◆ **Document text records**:
----------------------------------------
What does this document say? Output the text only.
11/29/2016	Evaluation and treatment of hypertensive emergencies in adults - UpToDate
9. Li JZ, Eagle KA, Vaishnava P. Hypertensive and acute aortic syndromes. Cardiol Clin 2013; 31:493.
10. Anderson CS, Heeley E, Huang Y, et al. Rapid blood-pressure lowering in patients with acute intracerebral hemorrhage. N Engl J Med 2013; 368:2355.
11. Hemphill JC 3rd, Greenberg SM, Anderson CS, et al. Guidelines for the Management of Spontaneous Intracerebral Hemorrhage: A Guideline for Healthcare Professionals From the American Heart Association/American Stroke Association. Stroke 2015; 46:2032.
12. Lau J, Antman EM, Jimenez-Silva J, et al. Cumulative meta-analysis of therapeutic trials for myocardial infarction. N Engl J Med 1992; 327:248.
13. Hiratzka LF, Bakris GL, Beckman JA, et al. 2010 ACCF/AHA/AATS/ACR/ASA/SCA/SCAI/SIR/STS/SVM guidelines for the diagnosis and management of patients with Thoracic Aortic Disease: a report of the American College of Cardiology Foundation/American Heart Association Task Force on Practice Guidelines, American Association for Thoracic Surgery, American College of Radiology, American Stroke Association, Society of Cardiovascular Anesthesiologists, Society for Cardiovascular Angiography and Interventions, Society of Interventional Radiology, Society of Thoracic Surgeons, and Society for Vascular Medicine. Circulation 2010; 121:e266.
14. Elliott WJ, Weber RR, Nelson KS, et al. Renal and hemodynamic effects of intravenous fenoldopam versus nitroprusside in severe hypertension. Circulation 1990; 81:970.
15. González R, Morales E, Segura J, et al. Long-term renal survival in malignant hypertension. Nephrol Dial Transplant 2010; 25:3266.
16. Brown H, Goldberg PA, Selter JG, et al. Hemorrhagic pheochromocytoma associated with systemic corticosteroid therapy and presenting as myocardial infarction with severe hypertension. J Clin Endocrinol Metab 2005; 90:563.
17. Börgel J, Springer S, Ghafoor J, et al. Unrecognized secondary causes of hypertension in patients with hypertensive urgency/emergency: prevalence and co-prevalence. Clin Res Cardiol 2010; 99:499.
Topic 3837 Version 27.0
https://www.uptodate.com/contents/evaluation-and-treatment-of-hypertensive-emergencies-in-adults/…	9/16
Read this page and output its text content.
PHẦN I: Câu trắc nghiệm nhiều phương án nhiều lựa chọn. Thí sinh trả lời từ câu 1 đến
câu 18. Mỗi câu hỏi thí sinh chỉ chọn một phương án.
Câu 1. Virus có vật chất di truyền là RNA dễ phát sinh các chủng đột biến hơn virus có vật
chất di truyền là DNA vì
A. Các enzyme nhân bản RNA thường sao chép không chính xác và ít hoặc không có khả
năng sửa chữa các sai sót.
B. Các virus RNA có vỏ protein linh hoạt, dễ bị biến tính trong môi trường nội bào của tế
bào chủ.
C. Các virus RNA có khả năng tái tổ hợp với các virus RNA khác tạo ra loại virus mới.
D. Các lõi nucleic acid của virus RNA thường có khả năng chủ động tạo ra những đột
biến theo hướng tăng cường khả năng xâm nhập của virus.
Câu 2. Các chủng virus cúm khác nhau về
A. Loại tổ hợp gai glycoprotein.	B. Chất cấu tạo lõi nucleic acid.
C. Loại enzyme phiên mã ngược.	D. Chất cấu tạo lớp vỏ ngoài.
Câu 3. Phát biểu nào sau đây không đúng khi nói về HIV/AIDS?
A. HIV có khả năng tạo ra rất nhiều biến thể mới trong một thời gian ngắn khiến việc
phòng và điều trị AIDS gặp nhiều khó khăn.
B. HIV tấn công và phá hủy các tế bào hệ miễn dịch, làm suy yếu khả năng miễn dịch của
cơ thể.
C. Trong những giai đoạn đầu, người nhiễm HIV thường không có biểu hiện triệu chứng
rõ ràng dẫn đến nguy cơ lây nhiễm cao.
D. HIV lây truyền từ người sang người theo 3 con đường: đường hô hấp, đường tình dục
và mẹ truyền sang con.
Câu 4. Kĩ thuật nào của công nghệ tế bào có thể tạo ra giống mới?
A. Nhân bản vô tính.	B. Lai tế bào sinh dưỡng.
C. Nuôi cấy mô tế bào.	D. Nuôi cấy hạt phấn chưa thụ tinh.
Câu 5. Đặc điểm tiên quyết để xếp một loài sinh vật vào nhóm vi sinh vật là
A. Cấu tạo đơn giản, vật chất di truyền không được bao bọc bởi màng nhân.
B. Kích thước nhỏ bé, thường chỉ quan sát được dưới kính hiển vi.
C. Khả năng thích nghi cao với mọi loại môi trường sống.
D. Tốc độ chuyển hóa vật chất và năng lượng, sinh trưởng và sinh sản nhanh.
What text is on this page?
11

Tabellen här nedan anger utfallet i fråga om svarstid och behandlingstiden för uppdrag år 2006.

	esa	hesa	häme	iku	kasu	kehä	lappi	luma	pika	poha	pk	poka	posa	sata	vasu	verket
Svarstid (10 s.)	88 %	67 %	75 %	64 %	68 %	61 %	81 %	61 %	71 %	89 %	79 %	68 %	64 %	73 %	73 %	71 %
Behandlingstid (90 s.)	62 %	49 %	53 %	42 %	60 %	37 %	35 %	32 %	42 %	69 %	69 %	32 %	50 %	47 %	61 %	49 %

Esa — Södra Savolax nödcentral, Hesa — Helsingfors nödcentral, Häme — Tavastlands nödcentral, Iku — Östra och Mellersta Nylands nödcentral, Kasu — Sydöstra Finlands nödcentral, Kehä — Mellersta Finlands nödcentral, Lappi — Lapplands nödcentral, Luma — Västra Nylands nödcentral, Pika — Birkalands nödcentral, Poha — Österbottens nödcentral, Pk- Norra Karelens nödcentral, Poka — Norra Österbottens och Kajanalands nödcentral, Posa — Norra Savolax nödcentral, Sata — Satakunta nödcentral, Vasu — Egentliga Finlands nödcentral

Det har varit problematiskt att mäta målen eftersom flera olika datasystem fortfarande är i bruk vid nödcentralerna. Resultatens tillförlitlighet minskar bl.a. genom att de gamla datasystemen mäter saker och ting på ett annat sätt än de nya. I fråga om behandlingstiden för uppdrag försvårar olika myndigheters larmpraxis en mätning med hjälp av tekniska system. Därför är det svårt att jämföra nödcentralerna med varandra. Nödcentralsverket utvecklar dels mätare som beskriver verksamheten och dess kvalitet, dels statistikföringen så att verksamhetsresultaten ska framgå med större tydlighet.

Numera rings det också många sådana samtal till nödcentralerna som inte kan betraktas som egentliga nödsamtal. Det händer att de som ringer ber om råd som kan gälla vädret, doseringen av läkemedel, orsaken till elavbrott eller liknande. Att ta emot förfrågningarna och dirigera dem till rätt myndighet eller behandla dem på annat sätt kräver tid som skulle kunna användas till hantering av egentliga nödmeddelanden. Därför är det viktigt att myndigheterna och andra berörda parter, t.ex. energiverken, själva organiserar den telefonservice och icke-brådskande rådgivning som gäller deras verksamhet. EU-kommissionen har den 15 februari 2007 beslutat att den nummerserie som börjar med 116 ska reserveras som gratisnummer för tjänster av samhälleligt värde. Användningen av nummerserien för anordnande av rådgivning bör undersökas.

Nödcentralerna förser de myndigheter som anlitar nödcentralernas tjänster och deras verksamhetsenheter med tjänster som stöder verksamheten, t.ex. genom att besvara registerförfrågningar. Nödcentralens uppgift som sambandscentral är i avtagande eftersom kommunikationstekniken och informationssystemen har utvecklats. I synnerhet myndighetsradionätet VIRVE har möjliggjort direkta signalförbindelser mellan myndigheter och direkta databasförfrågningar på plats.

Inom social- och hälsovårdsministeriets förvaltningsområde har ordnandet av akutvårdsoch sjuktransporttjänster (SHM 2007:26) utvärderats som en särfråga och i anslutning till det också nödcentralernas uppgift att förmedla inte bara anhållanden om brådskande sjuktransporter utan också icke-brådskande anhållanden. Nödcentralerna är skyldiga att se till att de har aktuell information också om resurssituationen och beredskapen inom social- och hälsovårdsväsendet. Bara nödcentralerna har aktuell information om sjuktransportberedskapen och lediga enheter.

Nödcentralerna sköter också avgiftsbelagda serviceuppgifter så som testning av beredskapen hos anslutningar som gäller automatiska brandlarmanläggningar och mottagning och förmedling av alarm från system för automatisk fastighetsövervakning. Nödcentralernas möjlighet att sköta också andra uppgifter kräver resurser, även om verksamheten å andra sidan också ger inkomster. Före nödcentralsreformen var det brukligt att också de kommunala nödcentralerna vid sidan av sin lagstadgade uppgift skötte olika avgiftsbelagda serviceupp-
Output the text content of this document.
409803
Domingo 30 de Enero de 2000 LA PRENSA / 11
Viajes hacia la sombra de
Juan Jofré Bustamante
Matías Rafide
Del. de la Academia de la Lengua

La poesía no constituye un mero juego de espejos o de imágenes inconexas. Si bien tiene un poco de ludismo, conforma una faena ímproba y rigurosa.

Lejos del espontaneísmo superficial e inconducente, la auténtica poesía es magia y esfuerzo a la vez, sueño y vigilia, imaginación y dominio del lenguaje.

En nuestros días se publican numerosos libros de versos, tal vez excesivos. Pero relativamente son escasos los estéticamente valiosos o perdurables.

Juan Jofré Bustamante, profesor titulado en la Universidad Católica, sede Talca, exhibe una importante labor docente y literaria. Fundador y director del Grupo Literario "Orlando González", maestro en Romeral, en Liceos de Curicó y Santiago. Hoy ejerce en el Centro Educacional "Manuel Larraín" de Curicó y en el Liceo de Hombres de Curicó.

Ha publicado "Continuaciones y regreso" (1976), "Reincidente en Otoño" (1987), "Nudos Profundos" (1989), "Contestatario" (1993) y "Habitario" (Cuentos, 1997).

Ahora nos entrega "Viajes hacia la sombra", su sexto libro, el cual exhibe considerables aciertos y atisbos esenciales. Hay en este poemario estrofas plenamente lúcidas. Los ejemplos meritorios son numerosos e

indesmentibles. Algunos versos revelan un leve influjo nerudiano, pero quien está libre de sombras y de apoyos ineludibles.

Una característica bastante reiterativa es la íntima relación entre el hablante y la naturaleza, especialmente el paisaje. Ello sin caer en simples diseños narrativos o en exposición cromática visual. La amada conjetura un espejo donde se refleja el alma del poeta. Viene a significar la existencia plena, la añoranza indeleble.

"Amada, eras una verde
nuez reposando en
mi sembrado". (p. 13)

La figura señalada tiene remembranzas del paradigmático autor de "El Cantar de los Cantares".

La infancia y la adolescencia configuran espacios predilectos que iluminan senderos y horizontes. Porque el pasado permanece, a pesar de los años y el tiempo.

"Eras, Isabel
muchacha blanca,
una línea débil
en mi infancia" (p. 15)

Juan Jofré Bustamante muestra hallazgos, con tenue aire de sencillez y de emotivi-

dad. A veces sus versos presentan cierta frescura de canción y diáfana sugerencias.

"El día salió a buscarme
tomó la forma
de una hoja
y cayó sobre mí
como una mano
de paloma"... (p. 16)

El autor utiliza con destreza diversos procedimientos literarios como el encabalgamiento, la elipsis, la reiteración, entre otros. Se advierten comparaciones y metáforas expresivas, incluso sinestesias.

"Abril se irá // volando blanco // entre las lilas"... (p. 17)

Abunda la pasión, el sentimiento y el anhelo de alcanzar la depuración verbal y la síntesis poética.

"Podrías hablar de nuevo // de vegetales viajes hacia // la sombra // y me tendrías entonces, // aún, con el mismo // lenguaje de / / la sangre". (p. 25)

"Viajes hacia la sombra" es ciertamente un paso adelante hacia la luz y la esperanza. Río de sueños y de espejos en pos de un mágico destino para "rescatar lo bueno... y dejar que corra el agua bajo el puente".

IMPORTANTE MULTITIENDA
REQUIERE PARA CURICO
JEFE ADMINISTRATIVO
----------------------------------------
◆ **Task to carry out**:
Tell how many lines of the records above hold the string "biến". Give no other text.

◆ **Answer space**:
4